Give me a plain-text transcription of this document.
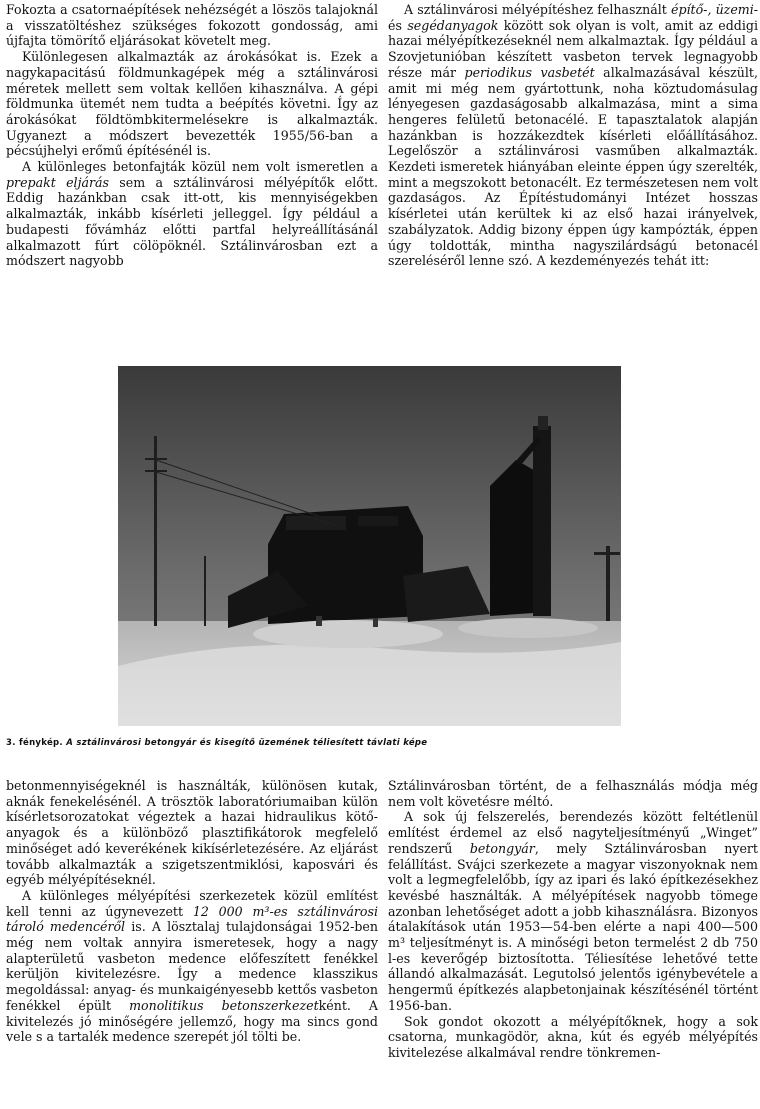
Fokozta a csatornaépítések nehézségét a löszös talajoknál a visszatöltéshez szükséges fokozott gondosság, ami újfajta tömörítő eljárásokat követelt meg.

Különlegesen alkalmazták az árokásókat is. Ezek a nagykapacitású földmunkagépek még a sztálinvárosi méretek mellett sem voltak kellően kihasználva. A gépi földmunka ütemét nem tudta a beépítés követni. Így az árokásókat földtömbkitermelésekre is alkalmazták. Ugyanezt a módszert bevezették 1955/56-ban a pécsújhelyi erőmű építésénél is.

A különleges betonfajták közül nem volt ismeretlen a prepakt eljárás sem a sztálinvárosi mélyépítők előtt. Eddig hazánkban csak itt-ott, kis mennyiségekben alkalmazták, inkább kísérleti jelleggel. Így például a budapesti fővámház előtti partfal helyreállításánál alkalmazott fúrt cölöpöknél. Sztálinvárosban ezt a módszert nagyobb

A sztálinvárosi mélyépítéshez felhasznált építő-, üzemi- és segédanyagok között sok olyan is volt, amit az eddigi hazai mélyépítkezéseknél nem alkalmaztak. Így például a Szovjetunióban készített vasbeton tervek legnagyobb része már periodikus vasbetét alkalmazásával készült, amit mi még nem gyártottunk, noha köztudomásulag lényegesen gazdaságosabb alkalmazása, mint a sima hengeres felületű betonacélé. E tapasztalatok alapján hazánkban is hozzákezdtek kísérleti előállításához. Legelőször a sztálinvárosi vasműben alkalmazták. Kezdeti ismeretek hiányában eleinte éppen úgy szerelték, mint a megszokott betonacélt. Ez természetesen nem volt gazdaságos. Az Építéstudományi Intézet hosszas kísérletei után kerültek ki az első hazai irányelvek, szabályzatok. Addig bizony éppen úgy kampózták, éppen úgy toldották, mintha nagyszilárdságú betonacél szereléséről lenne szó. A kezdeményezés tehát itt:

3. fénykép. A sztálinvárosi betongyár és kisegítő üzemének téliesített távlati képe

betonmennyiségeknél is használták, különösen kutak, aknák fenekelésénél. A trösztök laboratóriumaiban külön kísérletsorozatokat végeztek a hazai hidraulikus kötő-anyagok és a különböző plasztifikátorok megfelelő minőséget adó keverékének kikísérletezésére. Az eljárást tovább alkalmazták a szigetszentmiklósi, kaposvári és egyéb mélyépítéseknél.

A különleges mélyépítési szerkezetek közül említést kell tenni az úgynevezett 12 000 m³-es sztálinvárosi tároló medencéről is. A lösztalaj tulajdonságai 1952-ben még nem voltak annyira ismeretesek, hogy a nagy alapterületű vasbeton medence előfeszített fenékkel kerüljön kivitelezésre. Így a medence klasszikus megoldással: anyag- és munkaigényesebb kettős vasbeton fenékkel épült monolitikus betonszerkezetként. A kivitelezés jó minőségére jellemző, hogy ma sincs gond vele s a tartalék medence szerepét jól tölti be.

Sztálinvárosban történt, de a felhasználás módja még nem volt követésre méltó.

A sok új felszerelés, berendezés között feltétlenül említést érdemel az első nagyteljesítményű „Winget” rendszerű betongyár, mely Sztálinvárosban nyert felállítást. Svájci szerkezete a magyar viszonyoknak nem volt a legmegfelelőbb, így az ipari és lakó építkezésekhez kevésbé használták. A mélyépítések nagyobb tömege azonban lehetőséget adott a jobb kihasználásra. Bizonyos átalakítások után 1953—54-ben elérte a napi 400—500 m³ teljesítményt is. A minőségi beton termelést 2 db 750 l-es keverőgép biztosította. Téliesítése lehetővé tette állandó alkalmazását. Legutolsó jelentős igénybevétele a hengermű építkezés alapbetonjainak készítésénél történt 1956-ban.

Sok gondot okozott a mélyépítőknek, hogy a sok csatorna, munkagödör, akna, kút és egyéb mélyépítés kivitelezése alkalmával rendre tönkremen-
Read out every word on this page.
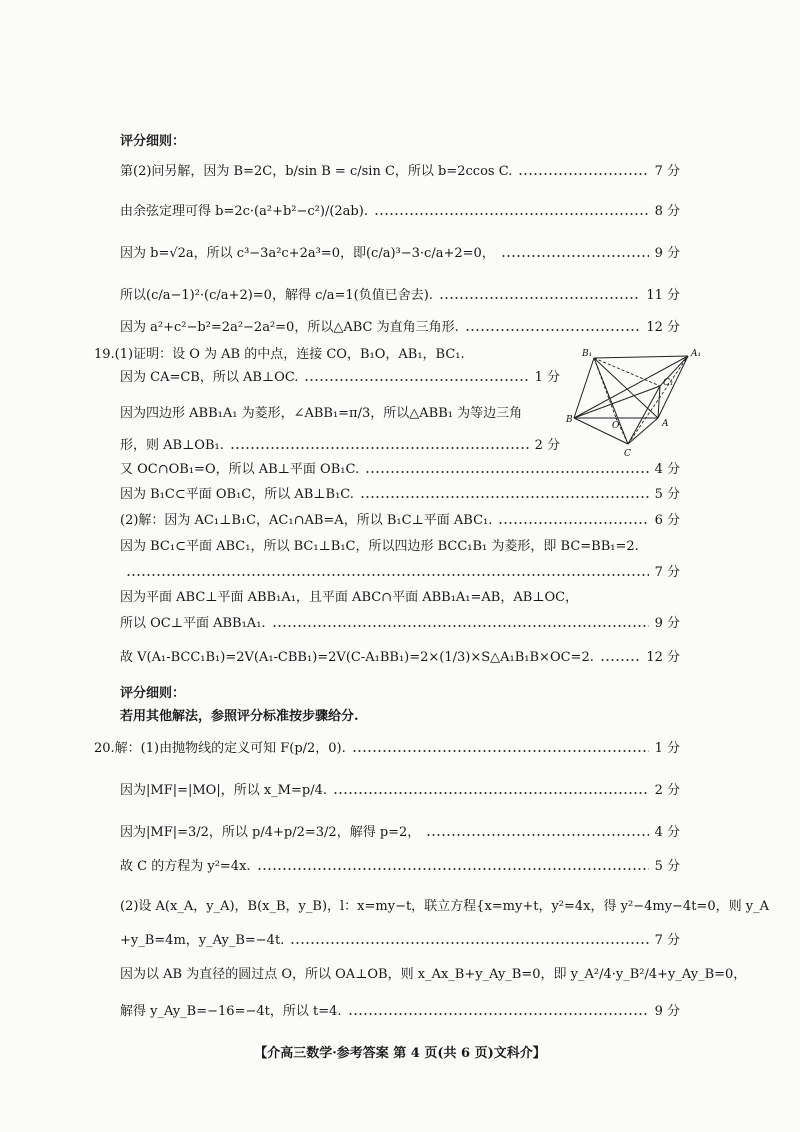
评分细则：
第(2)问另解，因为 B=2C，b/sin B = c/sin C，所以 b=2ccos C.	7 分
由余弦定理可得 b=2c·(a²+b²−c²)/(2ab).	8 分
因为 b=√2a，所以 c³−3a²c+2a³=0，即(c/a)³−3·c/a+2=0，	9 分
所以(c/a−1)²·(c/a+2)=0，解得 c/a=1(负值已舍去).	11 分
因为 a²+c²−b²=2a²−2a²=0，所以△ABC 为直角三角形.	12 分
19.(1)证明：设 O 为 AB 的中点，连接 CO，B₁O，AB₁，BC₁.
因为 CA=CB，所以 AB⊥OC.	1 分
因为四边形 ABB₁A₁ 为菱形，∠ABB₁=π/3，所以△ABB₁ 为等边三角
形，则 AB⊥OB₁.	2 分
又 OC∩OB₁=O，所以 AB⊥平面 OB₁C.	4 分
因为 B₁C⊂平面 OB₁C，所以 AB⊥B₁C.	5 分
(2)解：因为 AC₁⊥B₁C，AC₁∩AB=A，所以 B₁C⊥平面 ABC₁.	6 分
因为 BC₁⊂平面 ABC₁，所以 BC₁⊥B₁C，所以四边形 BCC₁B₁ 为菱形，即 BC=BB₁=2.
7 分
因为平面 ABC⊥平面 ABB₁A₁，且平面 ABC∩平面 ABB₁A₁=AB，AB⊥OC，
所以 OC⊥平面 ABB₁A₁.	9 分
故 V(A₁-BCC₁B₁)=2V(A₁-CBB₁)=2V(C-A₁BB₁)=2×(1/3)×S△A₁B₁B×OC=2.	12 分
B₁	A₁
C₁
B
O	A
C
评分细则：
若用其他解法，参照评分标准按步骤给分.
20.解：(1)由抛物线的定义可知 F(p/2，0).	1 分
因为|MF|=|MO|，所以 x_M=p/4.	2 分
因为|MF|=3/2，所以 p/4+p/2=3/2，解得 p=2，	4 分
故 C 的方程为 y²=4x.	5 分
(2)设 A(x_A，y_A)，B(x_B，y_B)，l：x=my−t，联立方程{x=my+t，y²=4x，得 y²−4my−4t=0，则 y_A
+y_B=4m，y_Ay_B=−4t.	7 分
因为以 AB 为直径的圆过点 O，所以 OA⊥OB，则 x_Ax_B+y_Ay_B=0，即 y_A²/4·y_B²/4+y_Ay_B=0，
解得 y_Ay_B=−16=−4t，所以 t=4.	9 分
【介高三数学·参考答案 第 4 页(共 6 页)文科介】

##############################

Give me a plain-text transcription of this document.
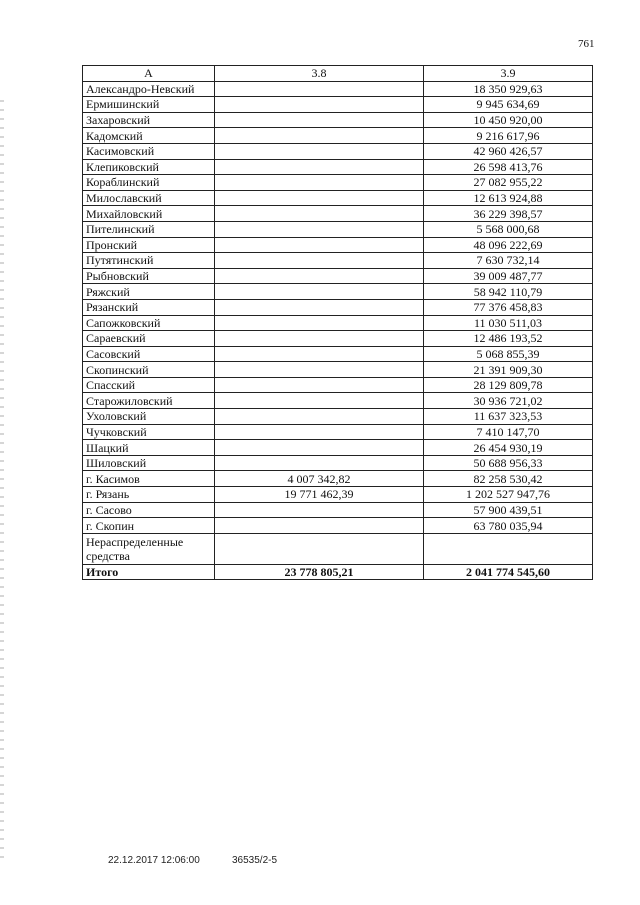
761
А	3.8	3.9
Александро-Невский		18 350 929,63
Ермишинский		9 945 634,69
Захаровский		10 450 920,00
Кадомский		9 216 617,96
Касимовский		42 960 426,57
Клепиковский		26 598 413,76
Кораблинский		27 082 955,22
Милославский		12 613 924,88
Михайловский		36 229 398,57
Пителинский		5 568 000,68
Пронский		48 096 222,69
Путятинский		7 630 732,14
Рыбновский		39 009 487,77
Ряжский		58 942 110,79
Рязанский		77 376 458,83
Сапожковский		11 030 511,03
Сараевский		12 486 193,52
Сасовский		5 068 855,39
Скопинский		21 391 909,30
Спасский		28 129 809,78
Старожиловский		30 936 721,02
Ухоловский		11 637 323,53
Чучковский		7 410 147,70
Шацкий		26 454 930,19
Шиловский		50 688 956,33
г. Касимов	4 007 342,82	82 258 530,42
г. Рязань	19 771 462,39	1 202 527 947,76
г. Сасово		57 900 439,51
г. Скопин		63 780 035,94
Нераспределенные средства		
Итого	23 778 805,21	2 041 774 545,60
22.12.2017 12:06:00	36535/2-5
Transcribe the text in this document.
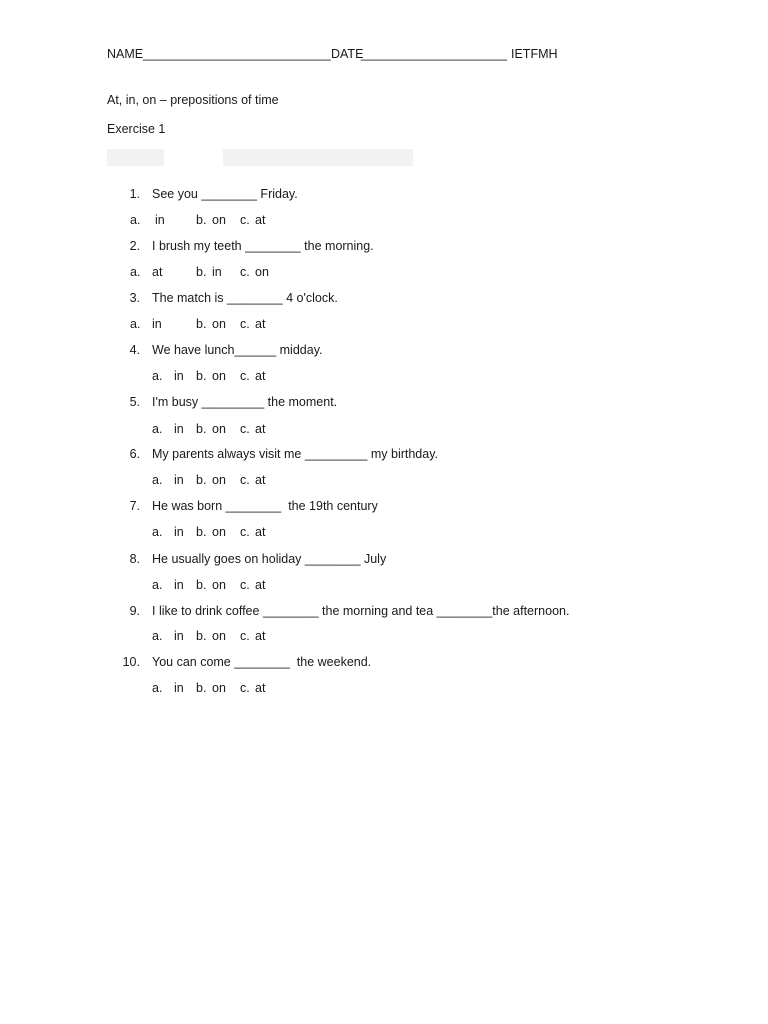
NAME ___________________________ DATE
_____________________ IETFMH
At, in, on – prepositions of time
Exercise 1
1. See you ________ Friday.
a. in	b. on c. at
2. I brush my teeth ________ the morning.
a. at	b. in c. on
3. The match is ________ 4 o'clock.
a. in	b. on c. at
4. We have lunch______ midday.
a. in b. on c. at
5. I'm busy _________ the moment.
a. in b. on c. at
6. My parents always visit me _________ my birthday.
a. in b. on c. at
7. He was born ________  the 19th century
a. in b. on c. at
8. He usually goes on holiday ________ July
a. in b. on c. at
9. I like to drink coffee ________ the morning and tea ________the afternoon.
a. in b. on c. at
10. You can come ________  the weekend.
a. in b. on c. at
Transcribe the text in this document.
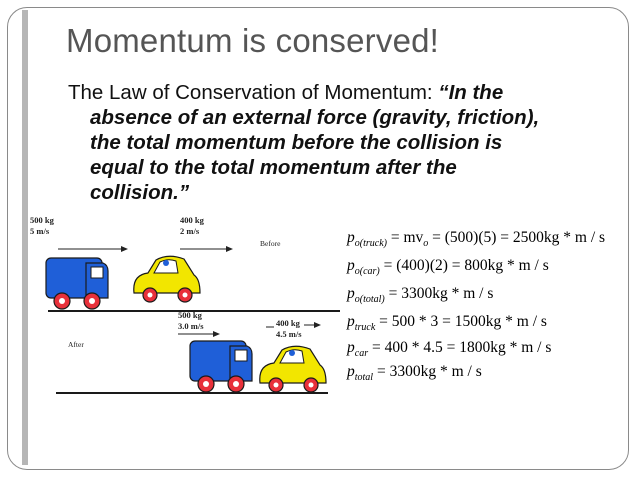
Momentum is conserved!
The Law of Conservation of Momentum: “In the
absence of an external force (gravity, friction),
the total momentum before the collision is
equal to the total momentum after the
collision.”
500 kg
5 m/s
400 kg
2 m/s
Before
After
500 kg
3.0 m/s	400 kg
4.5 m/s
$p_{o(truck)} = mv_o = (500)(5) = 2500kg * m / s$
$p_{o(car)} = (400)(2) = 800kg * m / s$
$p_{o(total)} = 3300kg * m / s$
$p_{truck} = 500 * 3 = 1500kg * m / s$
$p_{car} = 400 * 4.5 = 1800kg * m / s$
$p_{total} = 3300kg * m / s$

##############################

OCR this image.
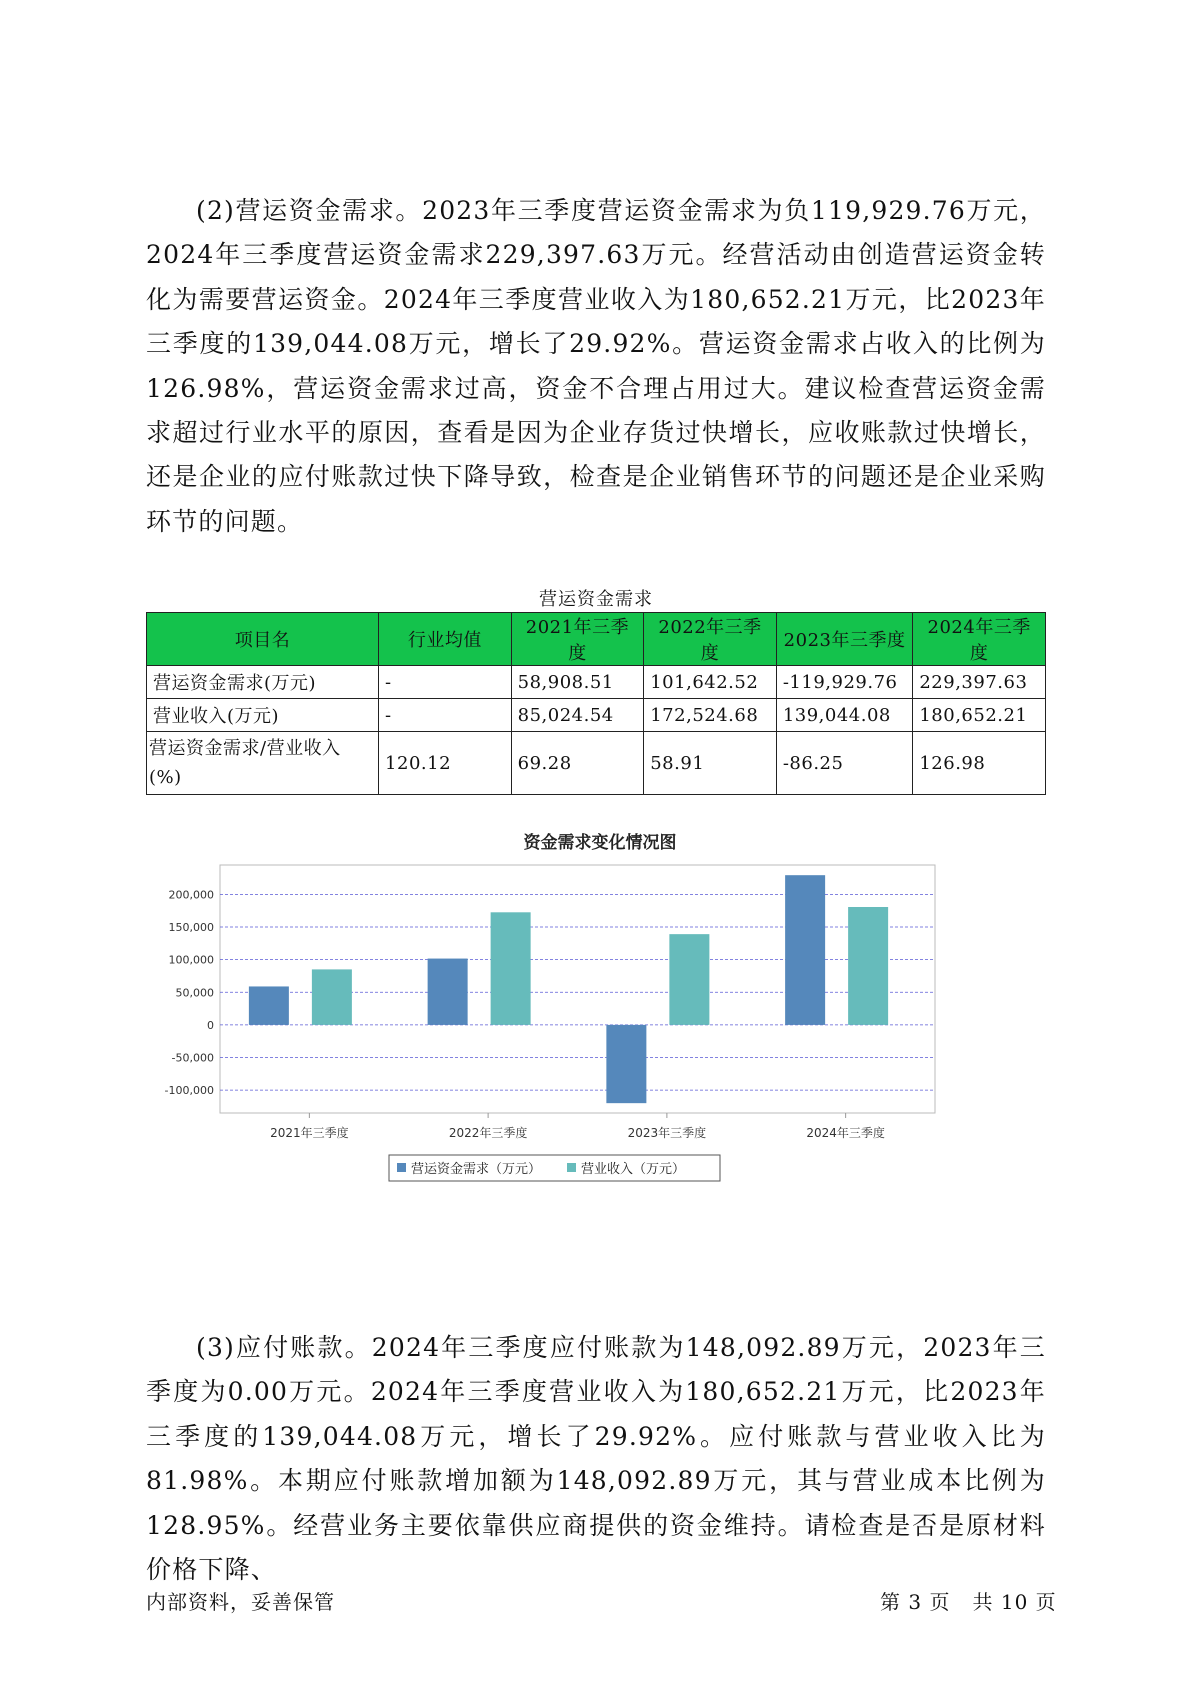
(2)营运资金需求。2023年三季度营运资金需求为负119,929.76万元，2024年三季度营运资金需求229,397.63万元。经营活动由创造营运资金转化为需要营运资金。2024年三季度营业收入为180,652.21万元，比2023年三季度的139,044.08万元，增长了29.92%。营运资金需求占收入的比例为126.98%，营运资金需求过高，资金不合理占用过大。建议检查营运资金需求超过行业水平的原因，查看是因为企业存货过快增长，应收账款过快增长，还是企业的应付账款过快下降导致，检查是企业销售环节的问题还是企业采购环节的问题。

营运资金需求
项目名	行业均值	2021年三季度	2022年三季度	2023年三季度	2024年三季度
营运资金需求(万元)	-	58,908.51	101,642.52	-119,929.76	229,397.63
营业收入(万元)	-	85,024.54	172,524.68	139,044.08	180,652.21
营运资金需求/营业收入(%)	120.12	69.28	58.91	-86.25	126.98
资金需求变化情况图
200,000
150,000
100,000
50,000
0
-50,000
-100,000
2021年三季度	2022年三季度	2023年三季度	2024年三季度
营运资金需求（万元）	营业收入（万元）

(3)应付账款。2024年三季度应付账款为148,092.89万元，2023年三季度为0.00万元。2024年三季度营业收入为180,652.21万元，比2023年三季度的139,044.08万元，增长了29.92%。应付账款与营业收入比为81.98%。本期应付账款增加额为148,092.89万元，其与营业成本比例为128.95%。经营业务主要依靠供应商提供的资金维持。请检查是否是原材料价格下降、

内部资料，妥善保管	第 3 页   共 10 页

##############################

** What you will do **
Give only the number of lines in the material above that hold the word "módszert".

** Output **
2